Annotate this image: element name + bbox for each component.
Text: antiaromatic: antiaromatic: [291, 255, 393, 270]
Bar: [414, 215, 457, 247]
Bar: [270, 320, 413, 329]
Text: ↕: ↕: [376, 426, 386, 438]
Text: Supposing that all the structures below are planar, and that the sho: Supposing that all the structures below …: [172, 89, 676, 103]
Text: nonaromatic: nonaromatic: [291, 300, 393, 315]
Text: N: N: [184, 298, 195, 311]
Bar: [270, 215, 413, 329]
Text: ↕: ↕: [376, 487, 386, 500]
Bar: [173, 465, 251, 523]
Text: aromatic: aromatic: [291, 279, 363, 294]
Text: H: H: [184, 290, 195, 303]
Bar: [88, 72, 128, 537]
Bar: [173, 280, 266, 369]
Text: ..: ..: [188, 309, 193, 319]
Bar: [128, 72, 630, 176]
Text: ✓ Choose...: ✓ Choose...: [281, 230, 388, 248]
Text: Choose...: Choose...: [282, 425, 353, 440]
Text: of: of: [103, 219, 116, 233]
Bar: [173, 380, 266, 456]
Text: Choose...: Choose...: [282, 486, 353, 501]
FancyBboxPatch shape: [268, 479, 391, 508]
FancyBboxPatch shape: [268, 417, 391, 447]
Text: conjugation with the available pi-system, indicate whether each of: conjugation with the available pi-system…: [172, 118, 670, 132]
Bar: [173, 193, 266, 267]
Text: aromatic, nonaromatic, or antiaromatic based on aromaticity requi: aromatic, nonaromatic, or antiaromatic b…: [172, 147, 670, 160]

______________________________

● **Task goal**:
Rewrite all of the lines above, putting "Rectangle" wherever "Bar" appears and leaving everything else unchanged.

● **Expected output**:
Annotate this image: element name + bbox for each component.
Text: antiaromatic: antiaromatic: [291, 255, 393, 270]
Rectangle: [414, 215, 457, 247]
Rectangle: [270, 320, 413, 329]
Text: ↕: ↕: [376, 426, 386, 438]
Text: Supposing that all the structures below are planar, and that the sho: Supposing that all the structures below …: [172, 89, 676, 103]
Text: nonaromatic: nonaromatic: [291, 300, 393, 315]
Text: N: N: [184, 298, 195, 311]
Rectangle: [270, 215, 413, 329]
Text: ↕: ↕: [376, 487, 386, 500]
Rectangle: [173, 465, 251, 523]
Text: aromatic: aromatic: [291, 279, 363, 294]
Text: H: H: [184, 290, 195, 303]
Rectangle: [88, 72, 128, 537]
Rectangle: [173, 280, 266, 369]
Text: ..: ..: [188, 309, 193, 319]
Rectangle: [128, 72, 630, 176]
Text: ✓ Choose...: ✓ Choose...: [281, 230, 388, 248]
Text: Choose...: Choose...: [282, 425, 353, 440]
Text: of: of: [103, 219, 116, 233]
Rectangle: [173, 380, 266, 456]
Text: Choose...: Choose...: [282, 486, 353, 501]
FancyBboxPatch shape: [268, 479, 391, 508]
FancyBboxPatch shape: [268, 417, 391, 447]
Text: conjugation with the available pi-system, indicate whether each of: conjugation with the available pi-system…: [172, 118, 670, 132]
Rectangle: [173, 193, 266, 267]
Text: aromatic, nonaromatic, or antiaromatic based on aromaticity requi: aromatic, nonaromatic, or antiaromatic b…: [172, 147, 670, 160]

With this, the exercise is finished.